== Problem details ==
Please say how many lines of the listing hold "duration", with no other words in the answer.

== Data to use ==
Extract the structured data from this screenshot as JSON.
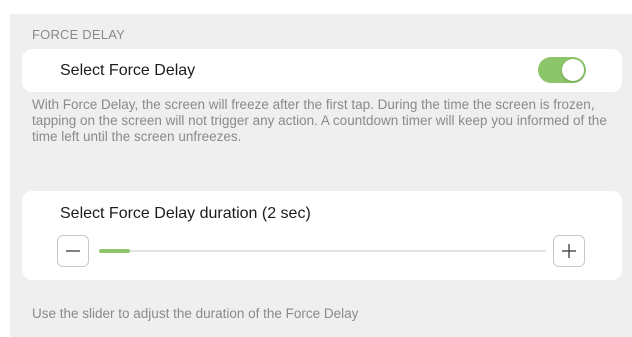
{
  "section": {
    "header": "FORCE DELAY"
  },
  "toggle_row": {
    "label": "Select Force Delay",
    "enabled": true
  },
  "description": "With Force Delay, the screen will freeze after the first tap. During the time the screen is frozen, tapping on the screen will not trigger any action. A countdown timer will keep you informed of the time left until the screen unfreezes.",
  "slider_row": {
    "label": "Select Force Delay duration (2 sec)",
    "value_fraction": 0.07,
    "minus_icon": "minus-icon",
    "plus_icon": "plus-icon"
  },
  "slider_hint": "Use the slider to adjust the duration of the Force Delay",
  "colors": {
    "accent": "#8cc56a",
    "background": "#efeff0",
    "secondary_text": "#8a8a8e"
  }
}
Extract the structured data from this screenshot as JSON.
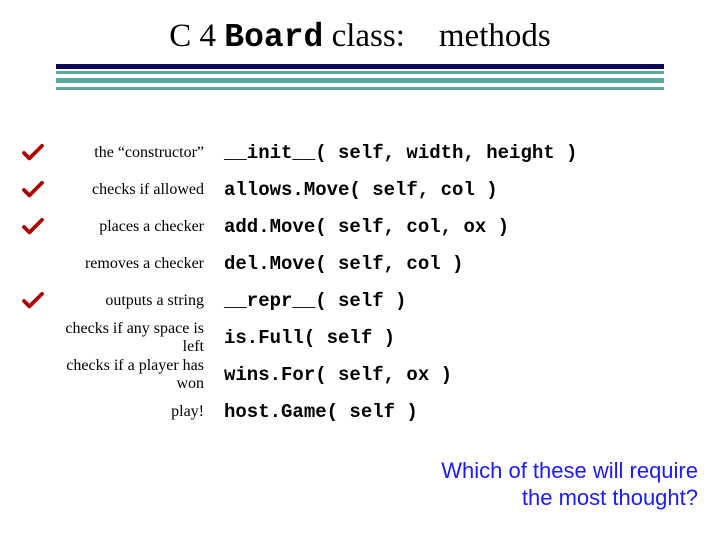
{
  "title": {
    "pre": "C 4 ",
    "mono": "Board",
    "post": " class:",
    "methods": "methods"
  },
  "rows": [
    {
      "check": true,
      "desc": "the “constructor”",
      "code": "__init__( self, width, height )"
    },
    {
      "check": true,
      "desc": "checks if allowed",
      "code": "allows.Move( self, col )"
    },
    {
      "check": true,
      "desc": "places a checker",
      "code": "add.Move( self, col, ox )"
    },
    {
      "check": false,
      "desc": "removes a checker",
      "code": "del.Move( self, col )"
    },
    {
      "check": true,
      "desc": "outputs a string",
      "code": "__repr__( self )"
    },
    {
      "check": false,
      "desc": "checks if any space is left",
      "code": "is.Full( self )"
    },
    {
      "check": false,
      "desc": "checks if a player has won",
      "code": "wins.For( self, ox )"
    },
    {
      "check": false,
      "desc": "play!",
      "code": "host.Game( self )"
    }
  ],
  "question": {
    "line1": "Which of these will require",
    "line2": "the most thought?"
  }
}
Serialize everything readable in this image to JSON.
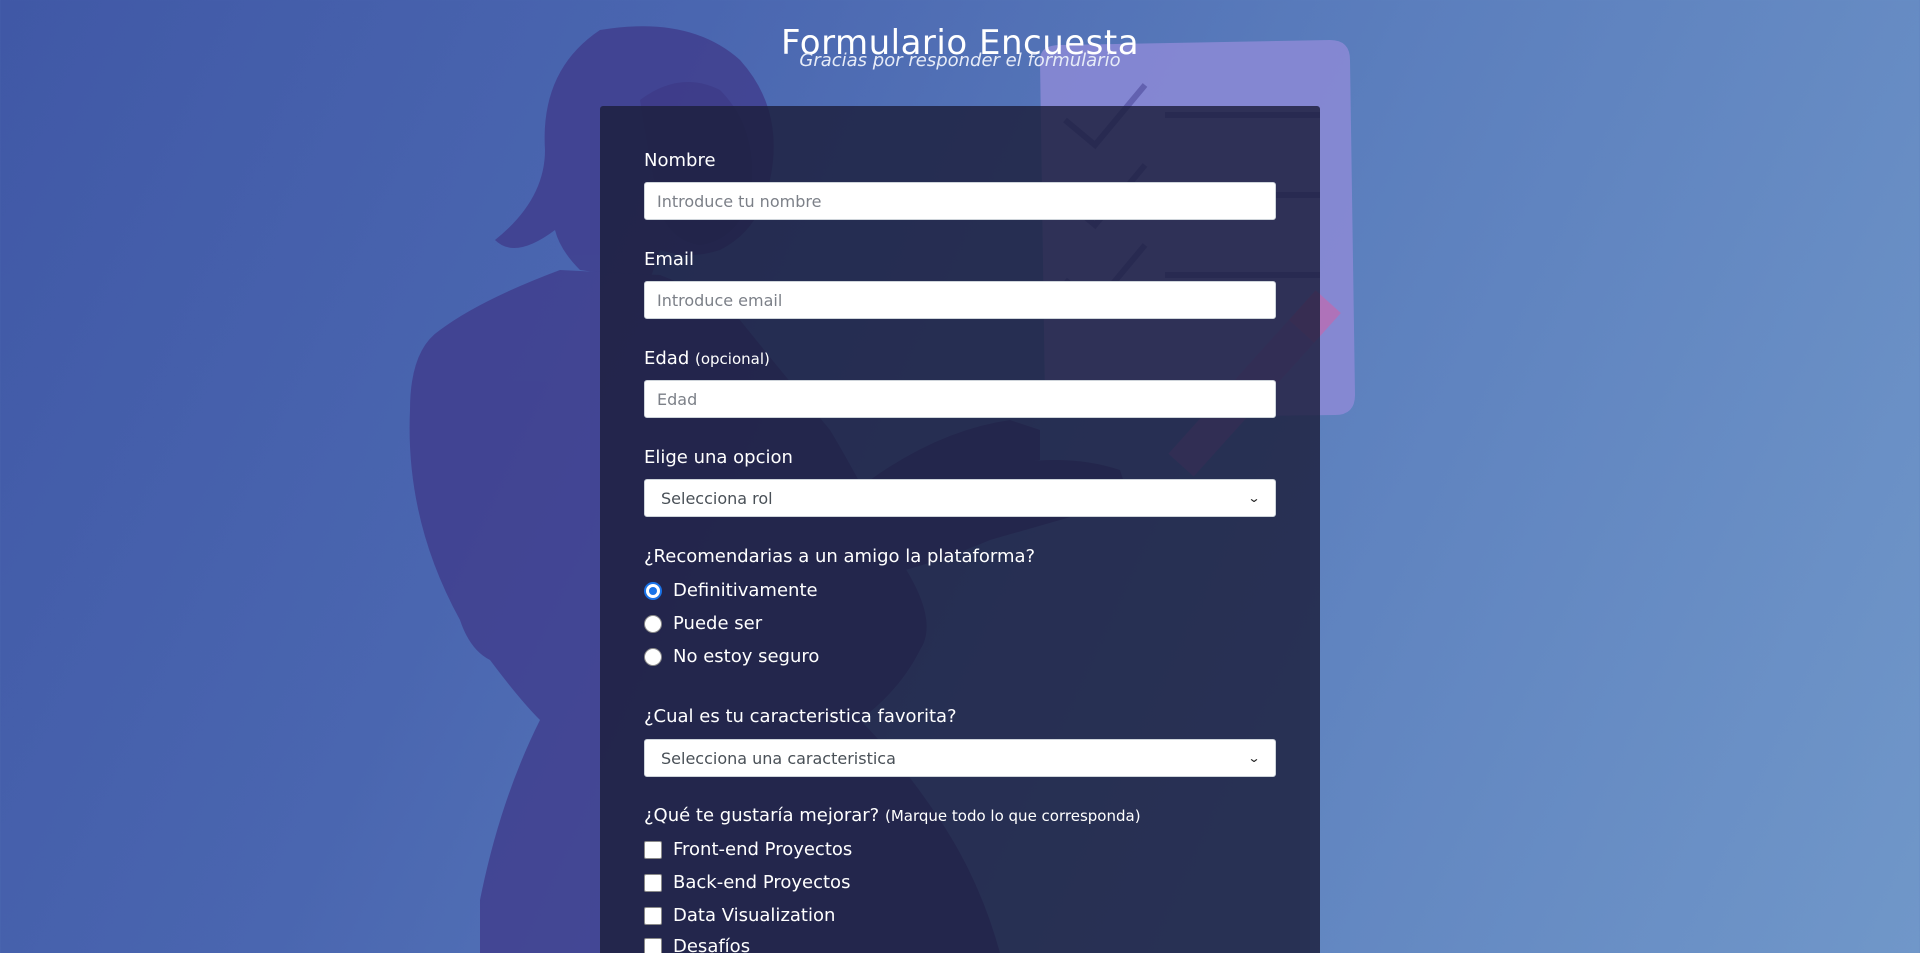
{
  "header": {
    "title": "Formulario Encuesta",
    "subtitle": "Gracias por responder el formulario"
  },
  "form": {
    "name": {
      "label": "Nombre",
      "placeholder": "Introduce tu nombre",
      "value": ""
    },
    "email": {
      "label": "Email",
      "placeholder": "Introduce email",
      "value": ""
    },
    "age": {
      "label": "Edad",
      "label_note": "(opcional)",
      "placeholder": "Edad",
      "value": ""
    },
    "role": {
      "label": "Elige una opcion",
      "selected": "Selecciona rol"
    },
    "recommend": {
      "label": "¿Recomendarias a un amigo la plataforma?",
      "options": [
        {
          "label": "Definitivamente",
          "checked": true
        },
        {
          "label": "Puede ser",
          "checked": false
        },
        {
          "label": "No estoy seguro",
          "checked": false
        }
      ]
    },
    "favorite": {
      "label": "¿Cual es tu caracteristica favorita?",
      "selected": "Selecciona una caracteristica"
    },
    "improve": {
      "label": "¿Qué te gustaría mejorar?",
      "label_note": "(Marque todo lo que corresponda)",
      "options": [
        {
          "label": "Front-end Proyectos",
          "checked": false
        },
        {
          "label": "Back-end Proyectos",
          "checked": false
        },
        {
          "label": "Data Visualization",
          "checked": false
        },
        {
          "label": "Desafíos",
          "checked": false
        }
      ]
    }
  },
  "colors": {
    "accent": "#1a73e8",
    "card_background": "#1c1e3c"
  }
}
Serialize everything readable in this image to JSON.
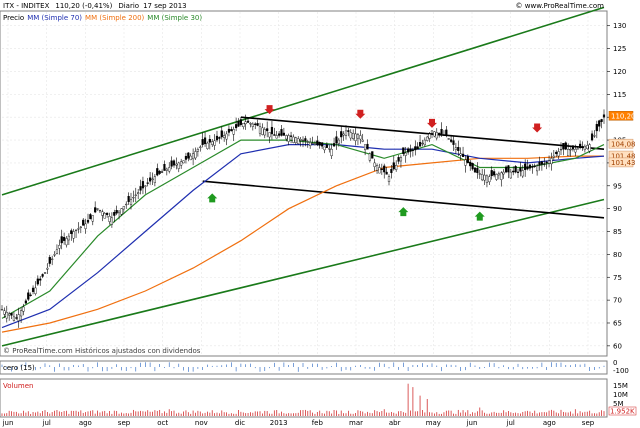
{
  "header": {
    "instrument": "ITX - INDITEX",
    "last_price": "110,20 (-0,41%)",
    "timeframe": "Diario",
    "date": "17 sep 2013",
    "watermark": "© www.ProRealTime.com"
  },
  "legend": {
    "price": "Precio",
    "mm70": "MM (Simple 70)",
    "mm200": "MM (Simple 200)",
    "mm30": "MM (Simple 30)"
  },
  "footer_note": "© ProRealTime.com Históricos ajustados con dividendos",
  "osc_panel": {
    "label": "cero (15)"
  },
  "vol_panel": {
    "label": "Volumen"
  },
  "colors": {
    "candle": "#000000",
    "mm70": "#1f2fb0",
    "mm200": "#f07010",
    "mm30": "#2a8a2a",
    "channel_green": "#1a7a1a",
    "channel_black": "#000000",
    "arrow_down": "#d02020",
    "arrow_up": "#1f9a1f",
    "volume": "#d03030",
    "price_badge": "#ff8000",
    "mm_badge": "#ffe0c0"
  },
  "chart_data": {
    "type": "candlestick",
    "x_ticks": [
      "jun",
      "jul",
      "ago",
      "sep",
      "oct",
      "nov",
      "dic",
      "2013",
      "feb",
      "mar",
      "abr",
      "may",
      "jun",
      "jul",
      "ago",
      "sep"
    ],
    "y_ticks": [
      60,
      65,
      70,
      75,
      80,
      85,
      90,
      95,
      100,
      105,
      110,
      115,
      120,
      125,
      130
    ],
    "ylim": [
      58,
      133
    ],
    "badges": [
      {
        "label": "110,20",
        "value": 110.2,
        "kind": "price"
      },
      {
        "label": "104,08",
        "value": 104.1,
        "kind": "mm"
      },
      {
        "label": "101,48",
        "value": 101.5,
        "kind": "mm"
      },
      {
        "label": "101,43",
        "value": 100.0,
        "kind": "mm"
      }
    ],
    "osc_ticks": [
      "0",
      "-100"
    ],
    "vol_ticks": [
      "15M",
      "10M",
      "5M",
      "1.952K"
    ],
    "close_path": [
      [
        0,
        68
      ],
      [
        6,
        66
      ],
      [
        12,
        71
      ],
      [
        18,
        76
      ],
      [
        24,
        82
      ],
      [
        30,
        85
      ],
      [
        36,
        87
      ],
      [
        40,
        90
      ],
      [
        46,
        88
      ],
      [
        52,
        91
      ],
      [
        58,
        94
      ],
      [
        64,
        97
      ],
      [
        70,
        99
      ],
      [
        78,
        101
      ],
      [
        84,
        104
      ],
      [
        90,
        105
      ],
      [
        96,
        107
      ],
      [
        102,
        109
      ],
      [
        108,
        108
      ],
      [
        114,
        106
      ],
      [
        120,
        106
      ],
      [
        126,
        105
      ],
      [
        132,
        104
      ],
      [
        138,
        103
      ],
      [
        144,
        107
      ],
      [
        150,
        106
      ],
      [
        156,
        100
      ],
      [
        162,
        97
      ],
      [
        168,
        102
      ],
      [
        174,
        103
      ],
      [
        180,
        107
      ],
      [
        186,
        106
      ],
      [
        192,
        102
      ],
      [
        198,
        98
      ],
      [
        204,
        97
      ],
      [
        210,
        98
      ],
      [
        216,
        98
      ],
      [
        222,
        99
      ],
      [
        228,
        100
      ],
      [
        234,
        103
      ],
      [
        240,
        103
      ],
      [
        246,
        104
      ],
      [
        252,
        110
      ]
    ],
    "mm30_path": [
      [
        0,
        66
      ],
      [
        20,
        72
      ],
      [
        40,
        84
      ],
      [
        60,
        93
      ],
      [
        80,
        99
      ],
      [
        100,
        105
      ],
      [
        120,
        105
      ],
      [
        140,
        104
      ],
      [
        160,
        101
      ],
      [
        180,
        104
      ],
      [
        200,
        99
      ],
      [
        220,
        99
      ],
      [
        240,
        101
      ],
      [
        252,
        104
      ]
    ],
    "mm70_path": [
      [
        0,
        64
      ],
      [
        20,
        68
      ],
      [
        40,
        76
      ],
      [
        60,
        85
      ],
      [
        80,
        94
      ],
      [
        100,
        102
      ],
      [
        120,
        104
      ],
      [
        140,
        104
      ],
      [
        160,
        103
      ],
      [
        180,
        103
      ],
      [
        200,
        101
      ],
      [
        220,
        100
      ],
      [
        240,
        101
      ],
      [
        252,
        101.5
      ]
    ],
    "mm200_path": [
      [
        0,
        63
      ],
      [
        20,
        65
      ],
      [
        40,
        68
      ],
      [
        60,
        72
      ],
      [
        80,
        77
      ],
      [
        100,
        83
      ],
      [
        120,
        90
      ],
      [
        140,
        95
      ],
      [
        160,
        99
      ],
      [
        180,
        100
      ],
      [
        200,
        101
      ],
      [
        220,
        101
      ],
      [
        240,
        101.5
      ],
      [
        252,
        101.5
      ]
    ],
    "channel_green_upper": [
      [
        0,
        93
      ],
      [
        252,
        134
      ]
    ],
    "channel_green_lower": [
      [
        0,
        60
      ],
      [
        252,
        92
      ]
    ],
    "channel_black_upper": [
      [
        100,
        110
      ],
      [
        252,
        103
      ]
    ],
    "channel_black_lower": [
      [
        84,
        96
      ],
      [
        252,
        88
      ]
    ],
    "down_arrows": [
      [
        112,
        110
      ],
      [
        150,
        109
      ],
      [
        180,
        107
      ],
      [
        224,
        106
      ]
    ],
    "up_arrows": [
      [
        88,
        94
      ],
      [
        168,
        91
      ],
      [
        200,
        90
      ]
    ],
    "volume_bars": [
      [
        10,
        0.1
      ],
      [
        30,
        0.15
      ],
      [
        50,
        0.1
      ],
      [
        70,
        0.2
      ],
      [
        90,
        0.1
      ],
      [
        110,
        0.15
      ],
      [
        130,
        0.1
      ],
      [
        150,
        0.15
      ],
      [
        160,
        0.2
      ],
      [
        170,
        0.95
      ],
      [
        172,
        0.85
      ],
      [
        175,
        0.6
      ],
      [
        178,
        0.5
      ],
      [
        200,
        0.25
      ],
      [
        220,
        0.15
      ],
      [
        240,
        0.2
      ]
    ]
  }
}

== Exercise solution ==
2